● WHAT YOU ARE ASKED TO DO
Collect each line of the entries that holds the string "ylabel".

Entries from a dataset:
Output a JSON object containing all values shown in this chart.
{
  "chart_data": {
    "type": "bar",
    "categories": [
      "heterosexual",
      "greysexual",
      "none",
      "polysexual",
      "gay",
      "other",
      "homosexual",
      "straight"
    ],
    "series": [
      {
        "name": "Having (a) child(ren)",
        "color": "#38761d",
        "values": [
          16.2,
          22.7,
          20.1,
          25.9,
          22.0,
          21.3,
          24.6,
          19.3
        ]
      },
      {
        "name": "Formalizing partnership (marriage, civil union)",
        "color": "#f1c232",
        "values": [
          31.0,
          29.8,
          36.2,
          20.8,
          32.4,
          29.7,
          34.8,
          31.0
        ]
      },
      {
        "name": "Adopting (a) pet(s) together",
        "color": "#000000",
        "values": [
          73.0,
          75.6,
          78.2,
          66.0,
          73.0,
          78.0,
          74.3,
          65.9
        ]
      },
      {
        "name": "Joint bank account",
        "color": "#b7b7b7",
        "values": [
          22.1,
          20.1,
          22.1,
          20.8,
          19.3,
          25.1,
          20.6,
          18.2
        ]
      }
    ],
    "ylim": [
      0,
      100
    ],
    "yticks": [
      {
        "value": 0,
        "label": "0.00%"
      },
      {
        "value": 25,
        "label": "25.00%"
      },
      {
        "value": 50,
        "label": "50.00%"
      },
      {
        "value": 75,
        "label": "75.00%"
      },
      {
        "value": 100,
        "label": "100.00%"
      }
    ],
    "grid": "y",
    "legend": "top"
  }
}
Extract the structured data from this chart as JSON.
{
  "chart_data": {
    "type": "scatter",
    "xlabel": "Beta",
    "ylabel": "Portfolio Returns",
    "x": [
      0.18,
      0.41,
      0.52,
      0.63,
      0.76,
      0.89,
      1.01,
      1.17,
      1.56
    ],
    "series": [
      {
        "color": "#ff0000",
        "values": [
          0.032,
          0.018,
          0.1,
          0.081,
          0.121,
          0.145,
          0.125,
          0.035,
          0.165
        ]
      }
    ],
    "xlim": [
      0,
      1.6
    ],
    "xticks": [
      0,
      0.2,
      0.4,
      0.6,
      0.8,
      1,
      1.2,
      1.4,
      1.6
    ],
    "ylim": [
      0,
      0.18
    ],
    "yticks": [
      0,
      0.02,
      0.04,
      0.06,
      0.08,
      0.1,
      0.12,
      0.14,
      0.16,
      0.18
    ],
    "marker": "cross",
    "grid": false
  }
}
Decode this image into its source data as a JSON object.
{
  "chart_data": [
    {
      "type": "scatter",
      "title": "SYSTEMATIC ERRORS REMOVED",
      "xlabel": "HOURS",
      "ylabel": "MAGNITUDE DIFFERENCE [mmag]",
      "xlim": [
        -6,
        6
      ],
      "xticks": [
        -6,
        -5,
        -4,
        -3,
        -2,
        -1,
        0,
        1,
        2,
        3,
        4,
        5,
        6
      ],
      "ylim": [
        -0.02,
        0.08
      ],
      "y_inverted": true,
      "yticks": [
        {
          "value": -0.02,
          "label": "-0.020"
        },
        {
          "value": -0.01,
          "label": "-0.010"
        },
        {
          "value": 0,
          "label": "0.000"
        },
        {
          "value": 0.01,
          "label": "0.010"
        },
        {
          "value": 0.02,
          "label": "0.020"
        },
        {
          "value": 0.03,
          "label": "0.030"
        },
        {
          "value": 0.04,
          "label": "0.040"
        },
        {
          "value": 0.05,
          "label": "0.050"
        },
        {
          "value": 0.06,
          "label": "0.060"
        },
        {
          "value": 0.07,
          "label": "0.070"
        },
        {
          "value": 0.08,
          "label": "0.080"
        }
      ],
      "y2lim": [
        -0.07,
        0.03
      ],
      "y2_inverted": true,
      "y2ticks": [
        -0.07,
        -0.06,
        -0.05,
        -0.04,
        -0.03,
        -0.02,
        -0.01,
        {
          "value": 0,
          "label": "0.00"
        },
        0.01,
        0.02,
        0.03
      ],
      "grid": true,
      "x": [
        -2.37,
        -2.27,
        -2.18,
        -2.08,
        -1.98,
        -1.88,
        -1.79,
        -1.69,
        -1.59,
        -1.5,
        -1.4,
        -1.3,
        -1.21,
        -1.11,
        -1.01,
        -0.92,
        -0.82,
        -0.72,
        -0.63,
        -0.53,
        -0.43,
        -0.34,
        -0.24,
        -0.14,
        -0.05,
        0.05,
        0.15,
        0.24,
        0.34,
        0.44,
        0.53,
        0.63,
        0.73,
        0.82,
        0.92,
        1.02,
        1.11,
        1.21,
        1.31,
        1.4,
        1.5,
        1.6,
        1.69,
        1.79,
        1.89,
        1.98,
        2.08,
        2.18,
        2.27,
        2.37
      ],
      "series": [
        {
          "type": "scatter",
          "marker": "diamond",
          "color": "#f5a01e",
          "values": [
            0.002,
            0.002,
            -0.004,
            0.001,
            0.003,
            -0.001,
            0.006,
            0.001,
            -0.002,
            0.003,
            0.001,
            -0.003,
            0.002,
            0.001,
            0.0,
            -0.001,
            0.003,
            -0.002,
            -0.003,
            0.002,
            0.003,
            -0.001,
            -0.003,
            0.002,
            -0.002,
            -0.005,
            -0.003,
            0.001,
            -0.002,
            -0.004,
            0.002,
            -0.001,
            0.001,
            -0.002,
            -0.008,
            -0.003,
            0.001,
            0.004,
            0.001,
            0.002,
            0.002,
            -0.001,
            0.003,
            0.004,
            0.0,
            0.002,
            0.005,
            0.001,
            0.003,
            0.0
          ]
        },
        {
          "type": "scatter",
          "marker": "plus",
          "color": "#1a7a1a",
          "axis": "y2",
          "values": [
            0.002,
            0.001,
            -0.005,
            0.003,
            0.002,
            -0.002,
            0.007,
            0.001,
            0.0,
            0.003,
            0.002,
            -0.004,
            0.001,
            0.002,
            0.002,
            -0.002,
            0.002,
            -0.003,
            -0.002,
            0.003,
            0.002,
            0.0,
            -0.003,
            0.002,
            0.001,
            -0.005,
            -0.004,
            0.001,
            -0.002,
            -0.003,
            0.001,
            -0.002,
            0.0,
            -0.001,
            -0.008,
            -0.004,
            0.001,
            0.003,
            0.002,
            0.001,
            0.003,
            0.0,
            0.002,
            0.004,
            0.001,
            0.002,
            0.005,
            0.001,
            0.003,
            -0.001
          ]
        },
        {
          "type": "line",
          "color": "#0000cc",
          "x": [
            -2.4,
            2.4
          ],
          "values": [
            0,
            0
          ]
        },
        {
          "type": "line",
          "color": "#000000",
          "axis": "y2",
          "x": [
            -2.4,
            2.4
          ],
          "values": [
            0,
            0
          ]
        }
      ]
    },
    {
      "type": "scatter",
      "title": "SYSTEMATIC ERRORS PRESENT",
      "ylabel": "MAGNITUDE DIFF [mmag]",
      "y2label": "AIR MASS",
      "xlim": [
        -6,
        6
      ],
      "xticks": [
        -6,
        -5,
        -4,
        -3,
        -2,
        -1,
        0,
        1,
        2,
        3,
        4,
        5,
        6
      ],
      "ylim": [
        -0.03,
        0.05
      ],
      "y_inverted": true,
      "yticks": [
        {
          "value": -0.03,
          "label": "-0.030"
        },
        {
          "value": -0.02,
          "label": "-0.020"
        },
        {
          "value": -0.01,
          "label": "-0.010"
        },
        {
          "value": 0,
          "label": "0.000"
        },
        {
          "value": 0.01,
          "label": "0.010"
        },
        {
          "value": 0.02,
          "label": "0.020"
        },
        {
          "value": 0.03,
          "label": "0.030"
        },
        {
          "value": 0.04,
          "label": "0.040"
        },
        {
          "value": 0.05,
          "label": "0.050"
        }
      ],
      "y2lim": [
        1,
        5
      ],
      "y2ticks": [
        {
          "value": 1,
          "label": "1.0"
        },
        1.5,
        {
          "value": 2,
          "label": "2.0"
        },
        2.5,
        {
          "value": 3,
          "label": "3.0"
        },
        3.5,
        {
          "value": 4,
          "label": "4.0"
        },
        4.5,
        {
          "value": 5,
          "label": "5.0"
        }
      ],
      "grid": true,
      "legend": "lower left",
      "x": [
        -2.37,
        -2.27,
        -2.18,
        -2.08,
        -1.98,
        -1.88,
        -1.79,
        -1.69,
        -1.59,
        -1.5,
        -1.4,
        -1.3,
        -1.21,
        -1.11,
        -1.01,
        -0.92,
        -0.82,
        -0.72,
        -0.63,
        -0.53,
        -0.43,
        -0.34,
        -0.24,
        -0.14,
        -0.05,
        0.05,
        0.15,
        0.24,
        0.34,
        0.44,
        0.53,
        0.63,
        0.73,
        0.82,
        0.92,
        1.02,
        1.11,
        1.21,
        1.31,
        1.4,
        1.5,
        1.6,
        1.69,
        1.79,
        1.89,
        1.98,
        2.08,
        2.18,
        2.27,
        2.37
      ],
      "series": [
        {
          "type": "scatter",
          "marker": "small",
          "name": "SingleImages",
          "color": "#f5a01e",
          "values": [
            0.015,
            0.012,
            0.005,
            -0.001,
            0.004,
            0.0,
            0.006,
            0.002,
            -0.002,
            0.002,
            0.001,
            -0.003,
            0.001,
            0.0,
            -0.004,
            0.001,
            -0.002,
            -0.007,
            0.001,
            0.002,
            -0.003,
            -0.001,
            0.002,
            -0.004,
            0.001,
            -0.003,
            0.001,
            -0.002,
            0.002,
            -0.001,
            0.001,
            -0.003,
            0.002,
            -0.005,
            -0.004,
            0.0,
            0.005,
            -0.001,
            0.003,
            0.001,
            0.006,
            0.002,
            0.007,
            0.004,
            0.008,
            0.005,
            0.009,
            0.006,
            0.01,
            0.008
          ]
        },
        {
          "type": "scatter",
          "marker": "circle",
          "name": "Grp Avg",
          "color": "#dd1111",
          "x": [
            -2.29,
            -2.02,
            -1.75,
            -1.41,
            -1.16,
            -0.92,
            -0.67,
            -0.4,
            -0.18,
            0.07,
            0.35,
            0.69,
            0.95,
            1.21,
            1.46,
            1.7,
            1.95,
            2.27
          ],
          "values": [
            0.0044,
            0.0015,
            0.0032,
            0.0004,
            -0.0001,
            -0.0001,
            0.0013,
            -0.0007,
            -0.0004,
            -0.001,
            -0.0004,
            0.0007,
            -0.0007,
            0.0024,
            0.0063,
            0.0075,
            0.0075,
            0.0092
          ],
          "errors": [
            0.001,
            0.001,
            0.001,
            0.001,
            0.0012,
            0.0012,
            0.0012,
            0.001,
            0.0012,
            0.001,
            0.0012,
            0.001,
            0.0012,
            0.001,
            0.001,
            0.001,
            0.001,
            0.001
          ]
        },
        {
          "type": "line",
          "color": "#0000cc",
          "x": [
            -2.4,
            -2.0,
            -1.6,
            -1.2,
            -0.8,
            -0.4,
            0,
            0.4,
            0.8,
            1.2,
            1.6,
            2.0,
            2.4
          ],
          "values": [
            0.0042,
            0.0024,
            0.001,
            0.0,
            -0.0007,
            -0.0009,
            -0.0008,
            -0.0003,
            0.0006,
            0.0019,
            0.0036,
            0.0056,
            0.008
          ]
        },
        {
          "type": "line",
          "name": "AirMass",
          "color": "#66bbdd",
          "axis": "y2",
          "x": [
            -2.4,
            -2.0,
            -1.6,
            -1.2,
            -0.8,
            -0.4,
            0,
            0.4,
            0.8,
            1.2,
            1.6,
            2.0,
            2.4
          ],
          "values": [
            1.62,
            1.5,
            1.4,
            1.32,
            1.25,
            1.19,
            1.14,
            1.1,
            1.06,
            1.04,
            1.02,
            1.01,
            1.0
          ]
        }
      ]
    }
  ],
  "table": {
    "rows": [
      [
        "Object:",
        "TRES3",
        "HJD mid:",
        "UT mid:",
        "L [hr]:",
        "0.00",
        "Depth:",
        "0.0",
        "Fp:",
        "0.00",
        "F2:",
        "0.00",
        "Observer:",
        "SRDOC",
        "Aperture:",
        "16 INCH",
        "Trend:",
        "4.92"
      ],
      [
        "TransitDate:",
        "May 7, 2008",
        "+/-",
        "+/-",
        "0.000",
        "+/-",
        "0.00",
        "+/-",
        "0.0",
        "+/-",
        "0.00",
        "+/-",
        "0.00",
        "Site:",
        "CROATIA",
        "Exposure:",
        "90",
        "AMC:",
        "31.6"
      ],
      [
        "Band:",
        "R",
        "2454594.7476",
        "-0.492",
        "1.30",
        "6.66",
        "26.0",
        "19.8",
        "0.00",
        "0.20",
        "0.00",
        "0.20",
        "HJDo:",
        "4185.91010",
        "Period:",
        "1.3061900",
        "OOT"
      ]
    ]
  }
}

● THE SOLUTION
    "ylabel": "Portfolio Returns",
      "ylabel": "MAGNITUDE DIFFERENCE [mmag]",
      "ylabel": "MAGNITUDE DIFF [mmag]",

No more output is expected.